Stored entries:
····················

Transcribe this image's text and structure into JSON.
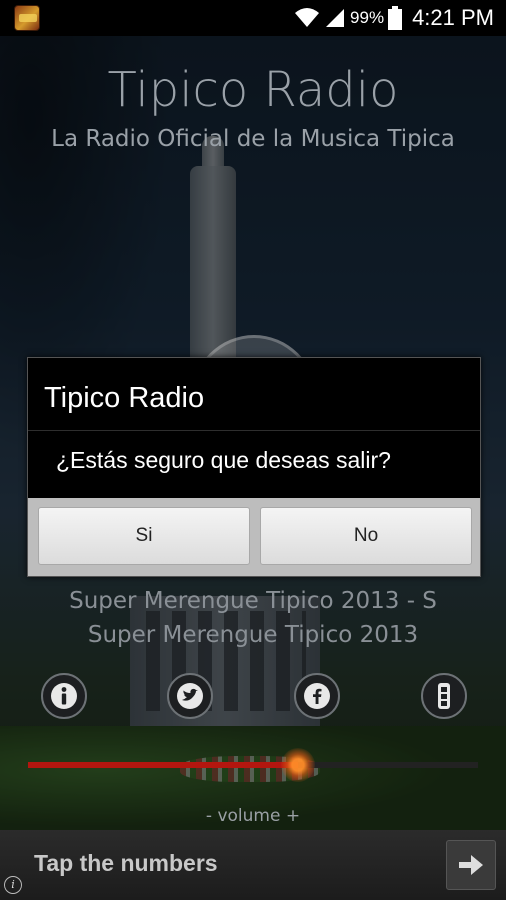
{
  "status_bar": {
    "battery_percent": "99%",
    "time": "4:21 PM",
    "icons": [
      "wifi-icon",
      "signal-icon",
      "battery-icon"
    ]
  },
  "app": {
    "title": "Tipico Radio",
    "subtitle": "La Radio Oficial de la Musica Tipica"
  },
  "now_playing": {
    "line1": "Super Merengue Tipico 2013 - S",
    "line2": "Super Merengue Tipico 2013"
  },
  "controls": {
    "icons": [
      "info-icon",
      "twitter-icon",
      "facebook-icon",
      "menu-icon"
    ]
  },
  "volume": {
    "label": "- volume +",
    "level": 0.6
  },
  "ad": {
    "text": "Tap the numbers"
  },
  "dialog": {
    "title": "Tipico Radio",
    "message": "¿Estás seguro que deseas salir?",
    "positive_label": "Si",
    "negative_label": "No"
  },
  "colors": {
    "seek_fill": "#b3160f",
    "seek_thumb": "#ff8c28",
    "title_text": "#9aa1a8"
  }
}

····················

### PROBLEM DESCRIPTION:
Retype the entries word for word. Omit any images.

### FINISHED TASK:
Transcribe this image's text and structure into JSON.
{
  "status_bar": {
    "battery_percent": "99%",
    "time": "4:21 PM",
    "icons": [
      "wifi-icon",
      "signal-icon",
      "battery-icon"
    ]
  },
  "app": {
    "title": "Tipico Radio",
    "subtitle": "La Radio Oficial de la Musica Tipica"
  },
  "now_playing": {
    "line1": "Super Merengue Tipico 2013 - S",
    "line2": "Super Merengue Tipico 2013"
  },
  "controls": {
    "icons": [
      "info-icon",
      "twitter-icon",
      "facebook-icon",
      "menu-icon"
    ]
  },
  "volume": {
    "label": "- volume +",
    "level": 0.6
  },
  "ad": {
    "text": "Tap the numbers"
  },
  "dialog": {
    "title": "Tipico Radio",
    "message": "¿Estás seguro que deseas salir?",
    "positive_label": "Si",
    "negative_label": "No"
  },
  "colors": {
    "seek_fill": "#b3160f",
    "seek_thumb": "#ff8c28",
    "title_text": "#9aa1a8"
  }
}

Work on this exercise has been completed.